## Begin

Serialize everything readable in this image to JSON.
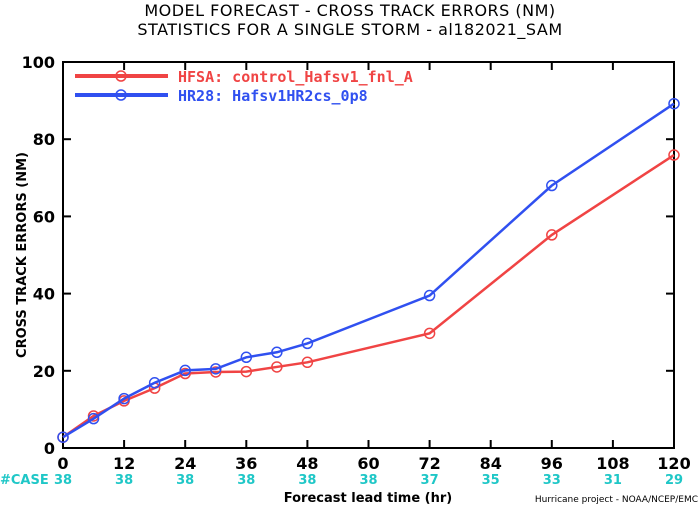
{
  "title_line1": "MODEL FORECAST - CROSS TRACK ERRORS (NM)",
  "title_line2": "STATISTICS FOR A SINGLE STORM - al182021_SAM",
  "credit": "Hurricane project - NOAA/NCEP/EMC",
  "case_label": "#CASE",
  "colors": {
    "hfsa": "#f04444",
    "hr28": "#3050f0",
    "case": "#1fc7c7"
  },
  "chart_data": {
    "type": "line",
    "title": "MODEL FORECAST - CROSS TRACK ERRORS (NM)",
    "subtitle": "STATISTICS FOR A SINGLE STORM - al182021_SAM",
    "xlabel": "Forecast lead time (hr)",
    "ylabel": "CROSS TRACK ERRORS (NM)",
    "xlim": [
      0,
      120
    ],
    "ylim": [
      0,
      100
    ],
    "xticks": [
      0,
      12,
      24,
      36,
      48,
      60,
      72,
      84,
      96,
      108,
      120
    ],
    "yticks": [
      0,
      20,
      40,
      60,
      80,
      100
    ],
    "grid": false,
    "legend_position": "top-left",
    "cases": [
      38,
      38,
      38,
      38,
      38,
      38,
      37,
      35,
      33,
      31,
      29
    ],
    "series": [
      {
        "name": "HFSA: control_Hafsv1_fnl_A",
        "x": [
          0,
          6,
          12,
          18,
          24,
          30,
          36,
          42,
          48,
          72,
          96,
          120
        ],
        "y": [
          2.8,
          8.3,
          12.2,
          15.5,
          19.3,
          19.7,
          19.8,
          21.0,
          22.2,
          29.7,
          55.2,
          75.9
        ]
      },
      {
        "name": "HR28: Hafsv1HR2cs_0p8",
        "x": [
          0,
          6,
          12,
          18,
          24,
          30,
          36,
          42,
          48,
          72,
          96,
          120
        ],
        "y": [
          2.8,
          7.6,
          12.8,
          16.9,
          20.1,
          20.5,
          23.5,
          24.8,
          27.1,
          39.5,
          68.0,
          89.2
        ]
      }
    ]
  }
}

## End

## EXERCISE
All the lines above are to be reproduced exactly, except the pictures.

## SOLUTION FOR THIS EXERCISE
Serialize everything readable in this image to JSON.
{
  "title_line1": "MODEL FORECAST - CROSS TRACK ERRORS (NM)",
  "title_line2": "STATISTICS FOR A SINGLE STORM - al182021_SAM",
  "credit": "Hurricane project - NOAA/NCEP/EMC",
  "case_label": "#CASE",
  "colors": {
    "hfsa": "#f04444",
    "hr28": "#3050f0",
    "case": "#1fc7c7"
  },
  "chart_data": {
    "type": "line",
    "title": "MODEL FORECAST - CROSS TRACK ERRORS (NM)",
    "subtitle": "STATISTICS FOR A SINGLE STORM - al182021_SAM",
    "xlabel": "Forecast lead time (hr)",
    "ylabel": "CROSS TRACK ERRORS (NM)",
    "xlim": [
      0,
      120
    ],
    "ylim": [
      0,
      100
    ],
    "xticks": [
      0,
      12,
      24,
      36,
      48,
      60,
      72,
      84,
      96,
      108,
      120
    ],
    "yticks": [
      0,
      20,
      40,
      60,
      80,
      100
    ],
    "grid": false,
    "legend_position": "top-left",
    "cases": [
      38,
      38,
      38,
      38,
      38,
      38,
      37,
      35,
      33,
      31,
      29
    ],
    "series": [
      {
        "name": "HFSA: control_Hafsv1_fnl_A",
        "x": [
          0,
          6,
          12,
          18,
          24,
          30,
          36,
          42,
          48,
          72,
          96,
          120
        ],
        "y": [
          2.8,
          8.3,
          12.2,
          15.5,
          19.3,
          19.7,
          19.8,
          21.0,
          22.2,
          29.7,
          55.2,
          75.9
        ]
      },
      {
        "name": "HR28: Hafsv1HR2cs_0p8",
        "x": [
          0,
          6,
          12,
          18,
          24,
          30,
          36,
          42,
          48,
          72,
          96,
          120
        ],
        "y": [
          2.8,
          7.6,
          12.8,
          16.9,
          20.1,
          20.5,
          23.5,
          24.8,
          27.1,
          39.5,
          68.0,
          89.2
        ]
      }
    ]
  }
}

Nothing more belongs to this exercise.